--- Data for this exercise ---

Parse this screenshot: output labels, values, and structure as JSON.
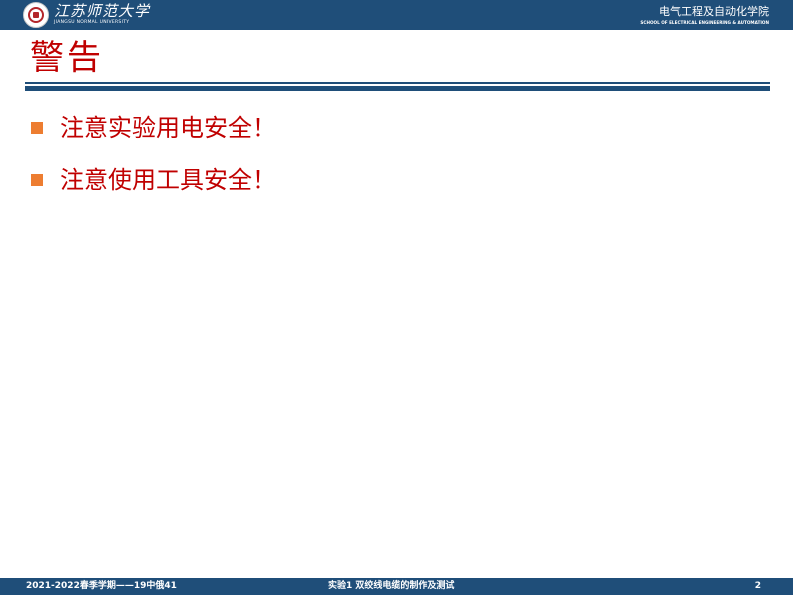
{
  "header": {
    "university_name": "江苏师范大学",
    "university_name_en": "JIANGSU NORMAL UNIVERSITY",
    "school_name": "电气工程及自动化学院",
    "school_name_en": "SCHOOL OF ELECTRICAL ENGINEERING & AUTOMATION",
    "logo_icon": "university-seal-icon"
  },
  "slide": {
    "title": "警告",
    "bullets": [
      {
        "text": "注意实验用电安全！"
      },
      {
        "text": "注意使用工具安全！"
      }
    ]
  },
  "footer": {
    "left": "2021-2022春季学期——19中俄41",
    "center": "实验1 双绞线电缆的制作及测试",
    "page_number": "2"
  },
  "colors": {
    "header_bar": "#1f4e79",
    "title": "#c00000",
    "bullet_text": "#c00000",
    "bullet_marker": "#ed7d31"
  }
}
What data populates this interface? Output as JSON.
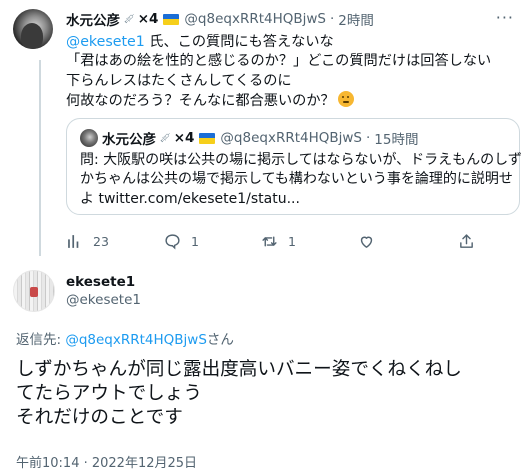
{
  "tweet1": {
    "display_name": "水元公彦",
    "syringe_icon": "syringe-icon",
    "badge_count": "×4",
    "flag_icon": "ukraine-flag-icon",
    "handle": "@q8eqxRRt4HQBjwS",
    "dot": "·",
    "time": "2時間",
    "more_icon": "more-icon",
    "text": {
      "mention": "@ekesete1",
      "line1_rest": " 氏、この質問にも答えないな",
      "line2": "「君はあの絵を性的と感じるのか？」どこの質問だけは回答しない",
      "line3": "下らんレスはたくさんしてくるのに",
      "line4": "何故なのだろう？そんなに都合悪いのか？",
      "emoji_icon": "thinking-face-icon"
    },
    "quote": {
      "display_name": "水元公彦",
      "badge_count": "×4",
      "handle": "@q8eqxRRt4HQBjwS",
      "dot": "·",
      "time": "15時間",
      "line1": "問: 大阪駅の咲は公共の場に掲示してはならないが、ドラえもんのしず",
      "line2": "かちゃんは公共の場で掲示しても構わないという事を論理的に説明せ",
      "line3": "よ twitter.com/ekesete1/statu..."
    },
    "actions": {
      "views": "23",
      "replies": "1",
      "retweets": "1",
      "likes": "",
      "share": ""
    }
  },
  "tweet2": {
    "display_name": "ekesete1",
    "handle": "@ekesete1",
    "replying_prefix": "返信先: ",
    "replying_handle": "@q8eqxRRt4HQBjwS",
    "replying_suffix": "さん",
    "line1": "しずかちゃんが同じ露出度高いバニー姿でくねくねし",
    "line2": "てたらアウトでしょう",
    "line3": "それだけのことです",
    "timestamp": "午前10:14 · 2022年12月25日"
  }
}
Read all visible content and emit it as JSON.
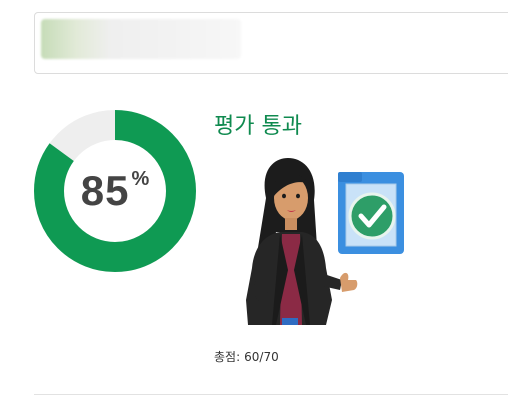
{
  "result": {
    "percent": 85,
    "percent_text": "85",
    "percent_unit": "%",
    "title": "평가 통과",
    "total_label": "총점:",
    "total_value": "60/70"
  },
  "colors": {
    "ring_fill": "#0f9a53",
    "ring_track": "#eeeeee",
    "title": "#0f8a4f",
    "check_badge": "#2e9e68",
    "clipboard": "#3b8fe0"
  },
  "icons": {
    "illustration": "person-with-checklist",
    "badge": "check-circle-icon"
  }
}
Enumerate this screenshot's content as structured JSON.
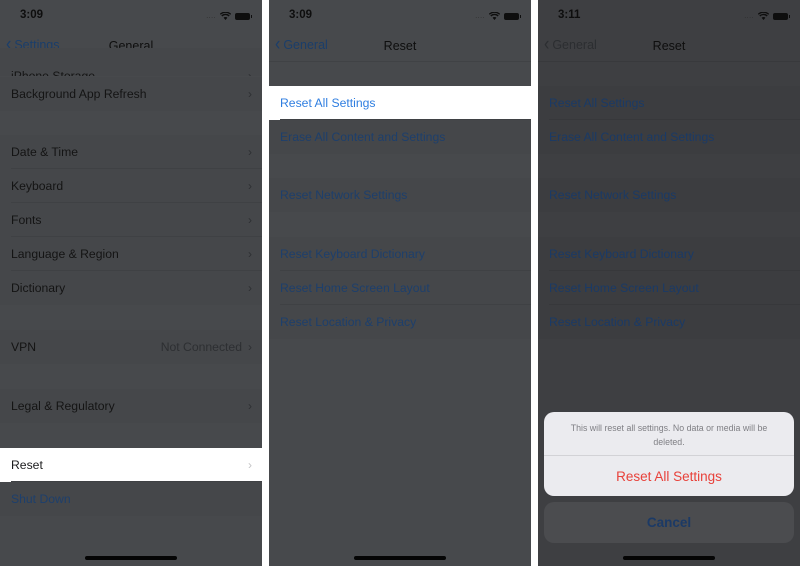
{
  "colors": {
    "ios_blue": "#2f7ee0",
    "destructive_red": "#e8413a",
    "dim_overlay_bg": "#47494c",
    "highlight_bg": "#ffffff"
  },
  "screens": [
    {
      "status": {
        "time": "3:09",
        "signal_icon": "signal-dots-icon",
        "wifi_icon": "wifi-icon",
        "battery_icon": "battery-icon"
      },
      "nav": {
        "back_label": "Settings",
        "title": "General"
      },
      "rows": [
        {
          "label": "iPhone Storage",
          "partial": true
        },
        {
          "label": "Background App Refresh"
        },
        {
          "label": "Date & Time"
        },
        {
          "label": "Keyboard"
        },
        {
          "label": "Fonts"
        },
        {
          "label": "Language & Region"
        },
        {
          "label": "Dictionary"
        },
        {
          "label": "VPN",
          "value": "Not Connected"
        },
        {
          "label": "Legal & Regulatory"
        },
        {
          "label": "Reset",
          "highlighted": true
        },
        {
          "label": "Shut Down",
          "style": "blue"
        }
      ]
    },
    {
      "status": {
        "time": "3:09",
        "signal_icon": "signal-dots-icon",
        "wifi_icon": "wifi-icon",
        "battery_icon": "battery-icon"
      },
      "nav": {
        "back_label": "General",
        "title": "Reset"
      },
      "rows": [
        {
          "label": "Reset All Settings",
          "highlighted": true
        },
        {
          "label": "Erase All Content and Settings"
        },
        {
          "label": "Reset Network Settings"
        },
        {
          "label": "Reset Keyboard Dictionary"
        },
        {
          "label": "Reset Home Screen Layout"
        },
        {
          "label": "Reset Location & Privacy"
        }
      ]
    },
    {
      "status": {
        "time": "3:11",
        "signal_icon": "signal-dots-icon",
        "wifi_icon": "wifi-icon",
        "battery_icon": "battery-icon"
      },
      "nav": {
        "back_label": "General",
        "title": "Reset"
      },
      "rows": [
        {
          "label": "Reset All Settings"
        },
        {
          "label": "Erase All Content and Settings"
        },
        {
          "label": "Reset Network Settings"
        },
        {
          "label": "Reset Keyboard Dictionary"
        },
        {
          "label": "Reset Home Screen Layout"
        },
        {
          "label": "Reset Location & Privacy"
        }
      ],
      "action_sheet": {
        "message": "This will reset all settings. No data or media will be deleted.",
        "confirm_label": "Reset All Settings",
        "cancel_label": "Cancel"
      }
    }
  ],
  "chevron_glyph": "›",
  "back_chevron_glyph": "‹",
  "signal_dots": "....",
  "wifi_glyph": "⌔"
}
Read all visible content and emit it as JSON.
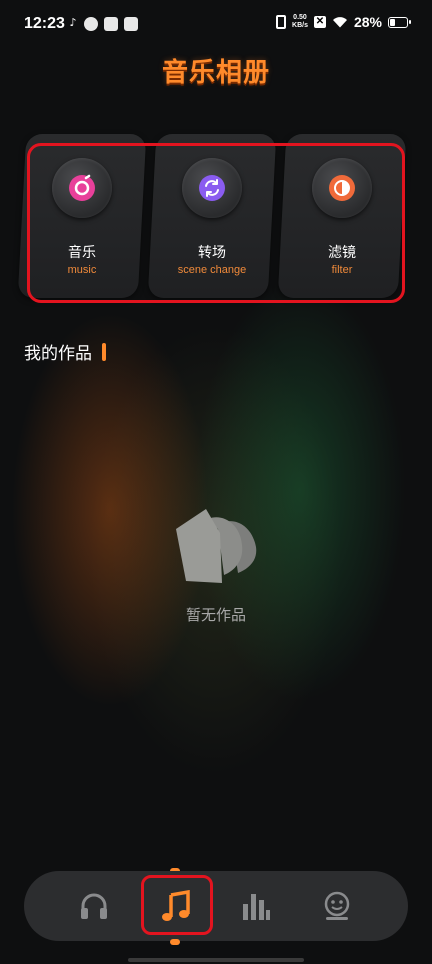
{
  "status_bar": {
    "time": "12:23",
    "net_speed_value": "0.50",
    "net_speed_unit": "KB/s",
    "battery_percent": "28%",
    "battery_level": 0.28
  },
  "app": {
    "title": "音乐相册"
  },
  "features": [
    {
      "label": "音乐",
      "sublabel": "music",
      "icon": "music-disc-icon",
      "color": "#e8409a"
    },
    {
      "label": "转场",
      "sublabel": "scene change",
      "icon": "transition-icon",
      "color": "#8a5cf0"
    },
    {
      "label": "滤镜",
      "sublabel": "filter",
      "icon": "filter-icon",
      "color": "#f06a3a"
    }
  ],
  "works": {
    "title": "我的作品",
    "empty_text": "暂无作品"
  },
  "bottom_nav": {
    "items": [
      {
        "icon": "headphones-icon",
        "active": false
      },
      {
        "icon": "music-note-icon",
        "active": true
      },
      {
        "icon": "equalizer-icon",
        "active": false
      },
      {
        "icon": "profile-icon",
        "active": false
      }
    ],
    "active_color": "#ff8a2b",
    "inactive_color": "#8a8b8d"
  }
}
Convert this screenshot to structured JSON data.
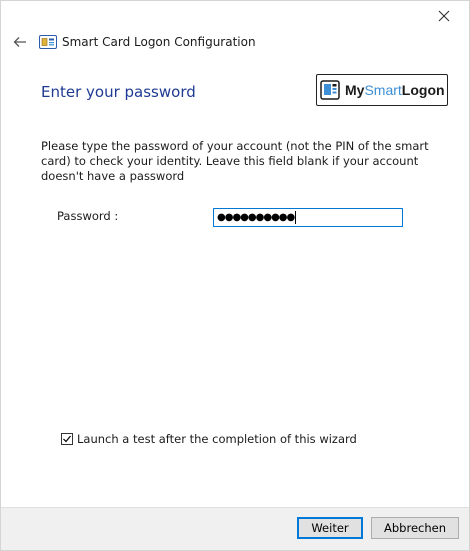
{
  "window": {
    "title": "Smart Card Logon Configuration"
  },
  "page": {
    "title": "Enter your password",
    "instructions": "Please type the password of your account (not the PIN of the smart card) to check your identity. Leave this field blank if your account doesn't have a password"
  },
  "logo": {
    "my": "My",
    "smart": "Smart",
    "logon": "Logon"
  },
  "password": {
    "label": "Password :",
    "masked_value": "●●●●●●●●●●"
  },
  "options": {
    "launch_test_label": "Launch a test after the completion of this wizard",
    "launch_test_checked": true
  },
  "footer": {
    "next_label": "Weiter",
    "cancel_label": "Abbrechen"
  },
  "colors": {
    "title_blue": "#1f3a93",
    "focus_blue": "#0078d7",
    "logo_blue": "#3d8fd6"
  }
}
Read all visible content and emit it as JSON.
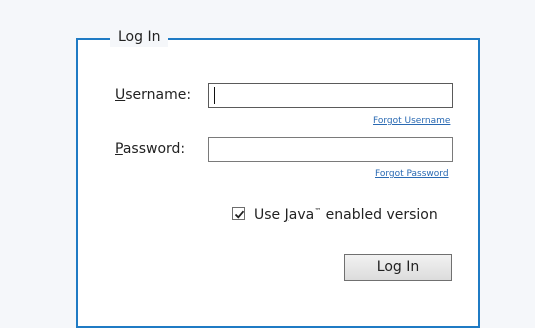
{
  "login_box": {
    "legend": "Log In",
    "frame_color": "#1f7bc4"
  },
  "username": {
    "label_mnemonic": "U",
    "label_rest": "sername:",
    "value": "",
    "forgot_link": "Forgot Username"
  },
  "password": {
    "label_mnemonic": "P",
    "label_rest": "assword:",
    "value": "",
    "forgot_link": "Forgot Password"
  },
  "java_option": {
    "checked": true,
    "label_before": "Use ",
    "label_mnemonic": "J",
    "label_middle": "ava",
    "trademark": "™",
    "label_after": " enabled version"
  },
  "submit": {
    "label": "Log In"
  },
  "icons": {
    "checkbox_mark": "check-icon"
  },
  "colors": {
    "link": "#2a6ab3",
    "background": "#f5f7fa"
  }
}
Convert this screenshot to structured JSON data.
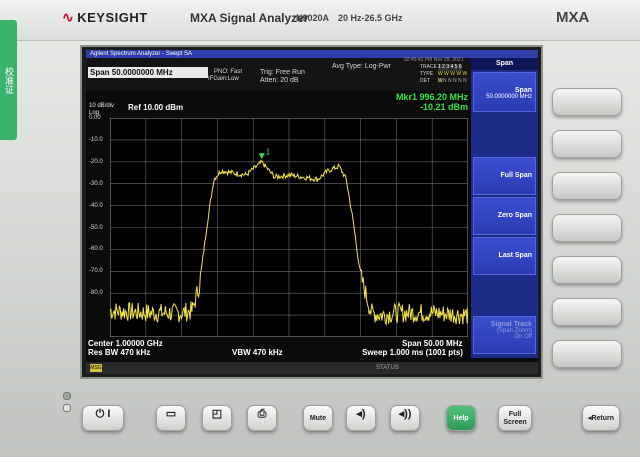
{
  "header": {
    "logo_text": "KEYSIGHT",
    "model_title": "MXA Signal Analyzer",
    "model_number": "N9020A",
    "freq_range": "20 Hz-26.5 GHz",
    "brand": "MXA"
  },
  "sticker_text": "校准证",
  "screen": {
    "window_title": "Agilent Spectrum Analyzer - Swept SA",
    "span_field": "Span 50.0000000 MHz",
    "pno": "PNO: Fast",
    "ifgain": "IFGain:Low",
    "trig": "Trig: Free Run",
    "atten": "Atten: 20 dB",
    "avg_type": "Avg Type: Log-Pwr",
    "timestamp": "02:45:42 PM Nov 29, 2021",
    "trace_label": "TRACE",
    "trace_nums": "1 2 3 4 5 6",
    "type_label": "TYPE",
    "type_vals": "W W W W W W",
    "det_label": "DET",
    "det_vals": "N N N N N N",
    "marker_label": "Mkr1 996.20 MHz",
    "marker_value": "-10.21 dBm",
    "scale_div": "10 dB/div",
    "scale_type": "Log",
    "ref_level": "Ref 10.00 dBm",
    "marker_tag": "1",
    "center": "Center 1.00000 GHz",
    "res_bw": "Res BW 470 kHz",
    "vbw": "VBW 470 kHz",
    "span_bottom": "Span 50.00 MHz",
    "sweep": "Sweep  1.000 ms (1001 pts)",
    "status_msg": "MSG",
    "status_label": "STATUS"
  },
  "softkeys": {
    "menu_title": "Span",
    "items": [
      {
        "label": "Span",
        "sub": "50.0000000 MHz"
      },
      {
        "label": "Full Span",
        "sub": ""
      },
      {
        "label": "Zero Span",
        "sub": ""
      },
      {
        "label": "Last Span",
        "sub": ""
      },
      {
        "label": "Signal Track",
        "sub": "(Span Zoom)",
        "state": "On  Off"
      }
    ]
  },
  "front_panel": {
    "power": "⏻ I",
    "mute": "Mute",
    "help": "Help",
    "full_screen_1": "Full",
    "full_screen_2": "Screen",
    "return": "Return"
  },
  "chart_data": {
    "type": "line",
    "title": "",
    "xlabel": "",
    "ylabel": "",
    "y_ticks": [
      "0.00",
      "-10.0",
      "-20.0",
      "-30.0",
      "-40.0",
      "-50.0",
      "-60.0",
      "-70.0",
      "-80.0"
    ],
    "ylim": [
      -90,
      10
    ],
    "xlim_mhz": [
      975,
      1025
    ],
    "grid": true,
    "series": [
      {
        "x": [
          975,
          980,
          985,
          986.5,
          987.5,
          988.5,
          989.5,
          990.5,
          992,
          994,
          996.2,
          998,
          1000,
          1002,
          1004,
          1005.5,
          1007,
          1008,
          1009,
          1010,
          1011.5,
          1013,
          1015,
          1020,
          1025
        ],
        "y": [
          -78,
          -79,
          -79,
          -78,
          -66,
          -40,
          -18,
          -14,
          -15,
          -16,
          -10.2,
          -17,
          -16,
          -17,
          -18,
          -14,
          -12,
          -18,
          -38,
          -62,
          -79,
          -80,
          -79,
          -79,
          -80
        ]
      }
    ],
    "marker": {
      "x": 996.2,
      "y": -10.21,
      "label": "1"
    }
  }
}
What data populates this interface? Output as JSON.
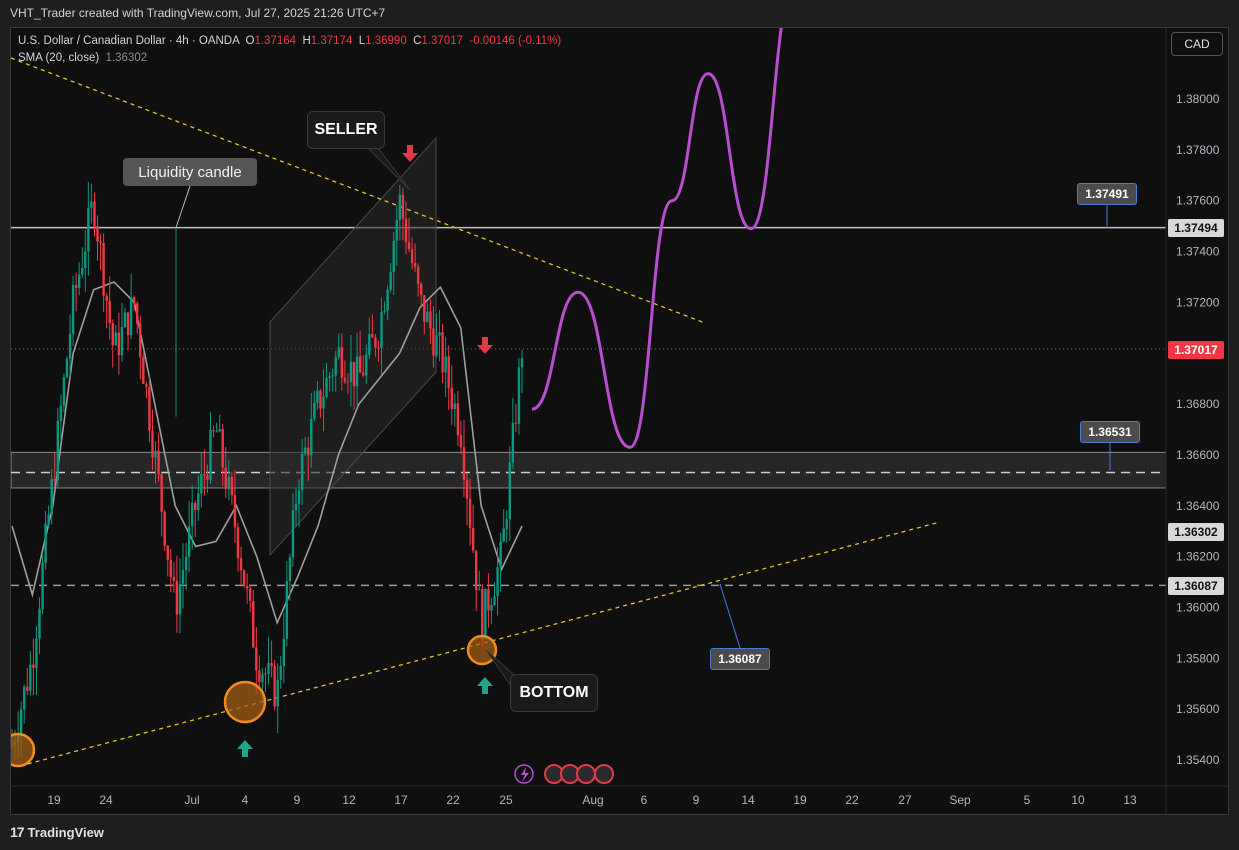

---

## Request
Pull out the lines above in which the word "Span" appears.

## Result of this task
    "span_field": "Span 50.0000000 MHz",
    "span_bottom": "Span 50.00 MHz",
    "menu_title": "Span",
        "label": "Span",
        "label": "Full Span",
        "label": "Zero Span",
        "label": "Last Span",
        "sub": "(Span Zoom)",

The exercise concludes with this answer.